The task: Transcribe the lines below verbatim, skipping the images.

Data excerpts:
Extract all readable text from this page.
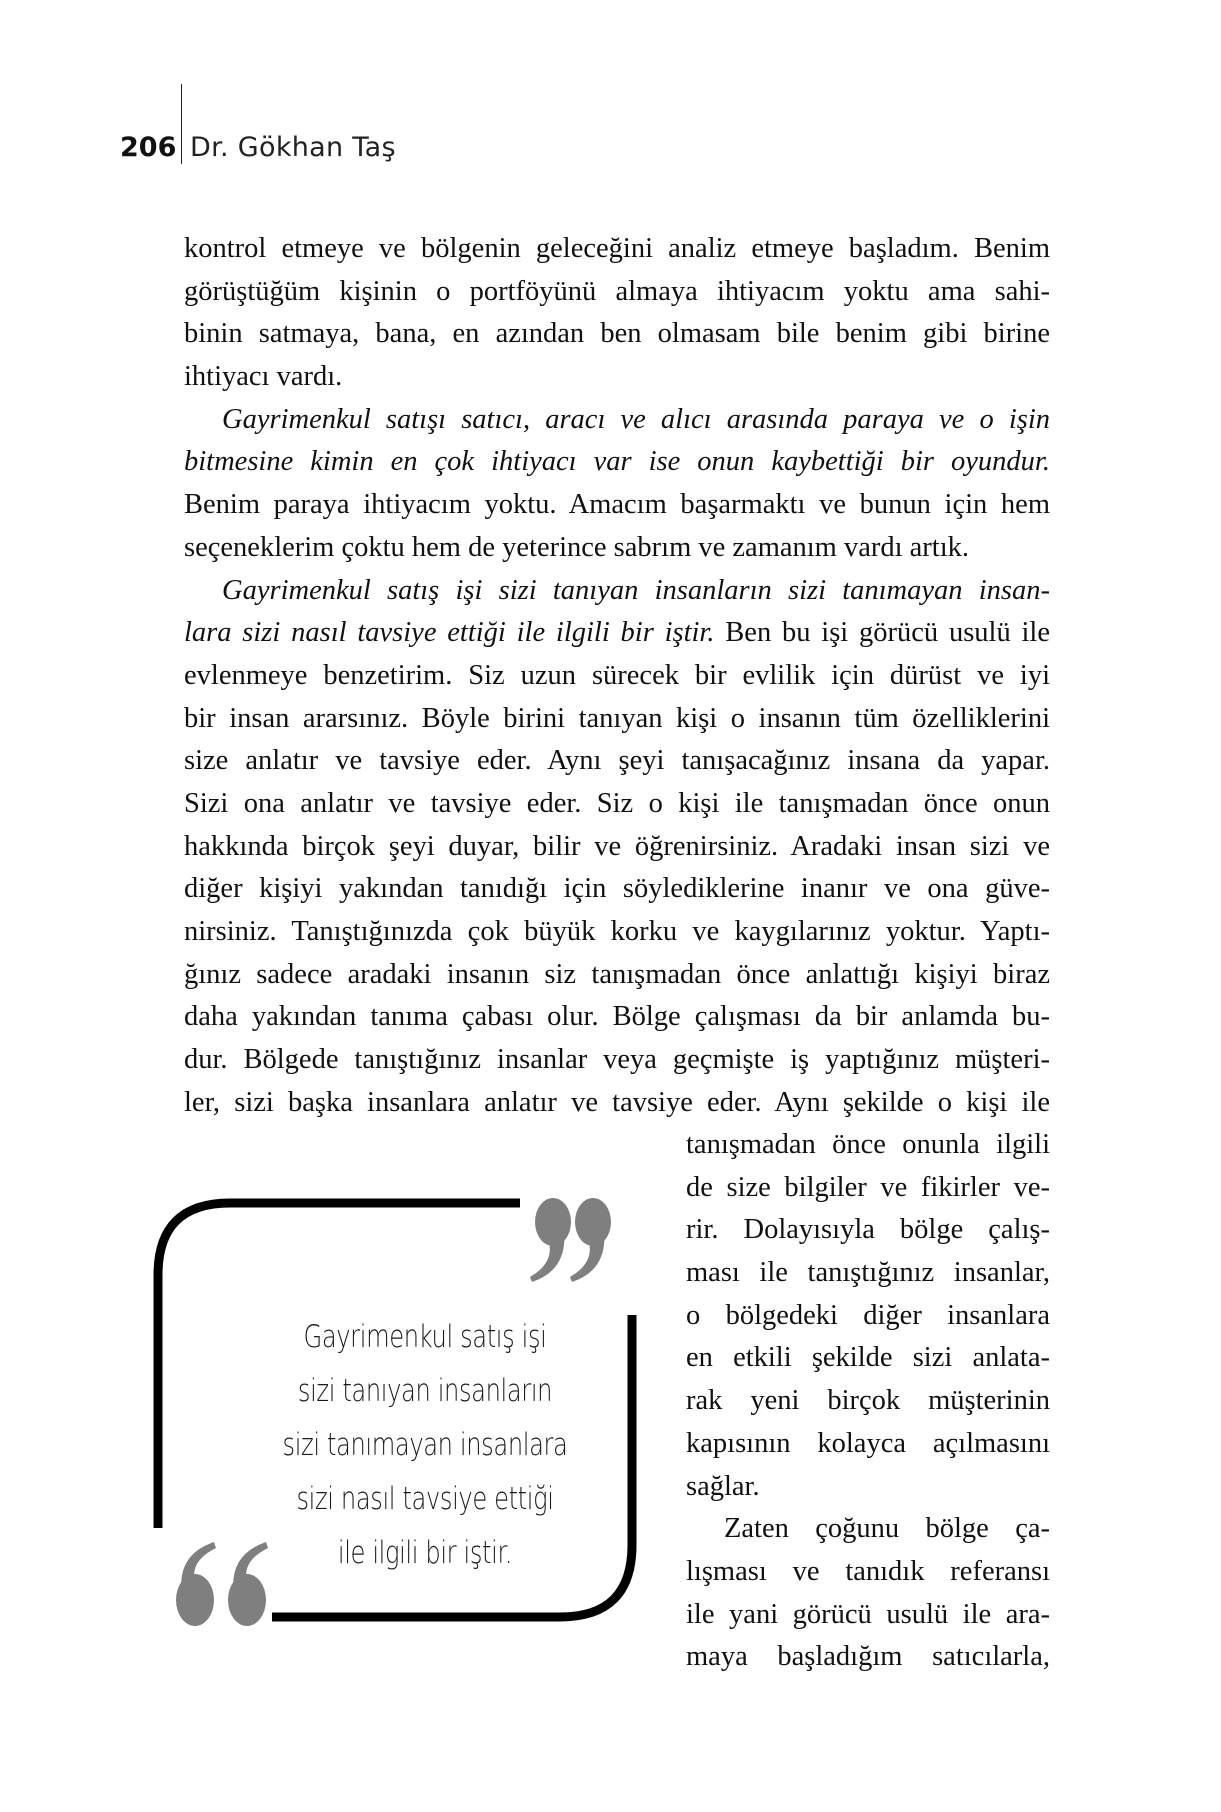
206 Dr. Gökhan Taş
kontrol etmeye ve bölgenin geleceğini analiz etmeye başladım. Benim
görüştüğüm kişinin o portföyünü almaya ihtiyacım yoktu ama sahi-
binin satmaya, bana, en azından ben olmasam bile benim gibi birine
ihtiyacı vardı.
Gayrimenkul satışı satıcı, aracı ve alıcı arasında paraya ve o işin
bitmesine kimin en çok ihtiyacı var ise onun kaybettiği bir oyundur.
Benim paraya ihtiyacım yoktu. Amacım başarmaktı ve bunun için hem
seçeneklerim çoktu hem de yeterince sabrım ve zamanım vardı artık.
Gayrimenkul satış işi sizi tanıyan insanların sizi tanımayan insan-
lara sizi nasıl tavsiye ettiği ile ilgili bir iştir. Ben bu işi görücü usulü ile
evlenmeye benzetirim. Siz uzun sürecek bir evlilik için dürüst ve iyi
bir insan ararsınız. Böyle birini tanıyan kişi o insanın tüm özelliklerini
size anlatır ve tavsiye eder. Aynı şeyi tanışacağınız insana da yapar.
Sizi ona anlatır ve tavsiye eder. Siz o kişi ile tanışmadan önce onun
hakkında birçok şeyi duyar, bilir ve öğrenirsiniz. Aradaki insan sizi ve
diğer kişiyi yakından tanıdığı için söylediklerine inanır ve ona güve-
nirsiniz. Tanıştığınızda çok büyük korku ve kaygılarınız yoktur. Yaptı-
ğınız sadece aradaki insanın siz tanışmadan önce anlattığı kişiyi biraz
daha yakından tanıma çabası olur. Bölge çalışması da bir anlamda bu-
dur. Bölgede tanıştığınız insanlar veya geçmişte iş yaptığınız müşteri-
ler, sizi başka insanlara anlatır ve tavsiye eder. Aynı şekilde o kişi ile
tanışmadan önce onunla ilgili
de size bilgiler ve fikirler ve-
rir. Dolayısıyla bölge çalış-
ması ile tanıştığınız insanlar,
o bölgedeki diğer insanlara
en etkili şekilde sizi anlata-
rak yeni birçok müşterinin
kapısının kolayca açılmasını
sağlar.
Zaten çoğunu bölge ça-
lışması ve tanıdık referansı
ile yani görücü usulü ile ara-
maya başladığım satıcılarla,
Gayrimenkul satış işi
sizi tanıyan insanların
sizi tanımayan insanlara
sizi nasıl tavsiye ettiği
ile ilgili bir iştir.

In response:
Extract all readable text from this page.
206 Dr. Gökhan Taş
kontrol etmeye ve bölgenin geleceğini analiz etmeye başladım. Benim
görüştüğüm kişinin o portföyünü almaya ihtiyacım yoktu ama sahi-
binin satmaya, bana, en azından ben olmasam bile benim gibi birine
ihtiyacı vardı.
Gayrimenkul satışı satıcı, aracı ve alıcı arasında paraya ve o işin
bitmesine kimin en çok ihtiyacı var ise onun kaybettiği bir oyundur.
Benim paraya ihtiyacım yoktu. Amacım başarmaktı ve bunun için hem
seçeneklerim çoktu hem de yeterince sabrım ve zamanım vardı artık.
Gayrimenkul satış işi sizi tanıyan insanların sizi tanımayan insan-
lara sizi nasıl tavsiye ettiği ile ilgili bir iştir. Ben bu işi görücü usulü ile
evlenmeye benzetirim. Siz uzun sürecek bir evlilik için dürüst ve iyi
bir insan ararsınız. Böyle birini tanıyan kişi o insanın tüm özelliklerini
size anlatır ve tavsiye eder. Aynı şeyi tanışacağınız insana da yapar.
Sizi ona anlatır ve tavsiye eder. Siz o kişi ile tanışmadan önce onun
hakkında birçok şeyi duyar, bilir ve öğrenirsiniz. Aradaki insan sizi ve
diğer kişiyi yakından tanıdığı için söylediklerine inanır ve ona güve-
nirsiniz. Tanıştığınızda çok büyük korku ve kaygılarınız yoktur. Yaptı-
ğınız sadece aradaki insanın siz tanışmadan önce anlattığı kişiyi biraz
daha yakından tanıma çabası olur. Bölge çalışması da bir anlamda bu-
dur. Bölgede tanıştığınız insanlar veya geçmişte iş yaptığınız müşteri-
ler, sizi başka insanlara anlatır ve tavsiye eder. Aynı şekilde o kişi ile
tanışmadan önce onunla ilgili
de size bilgiler ve fikirler ve-
rir. Dolayısıyla bölge çalış-
ması ile tanıştığınız insanlar,
o bölgedeki diğer insanlara
en etkili şekilde sizi anlata-
rak yeni birçok müşterinin
kapısının kolayca açılmasını
sağlar.
Zaten çoğunu bölge ça-
lışması ve tanıdık referansı
ile yani görücü usulü ile ara-
maya başladığım satıcılarla,
Gayrimenkul satış işi
sizi tanıyan insanların
sizi tanımayan insanlara
sizi nasıl tavsiye ettiği
ile ilgili bir iştir.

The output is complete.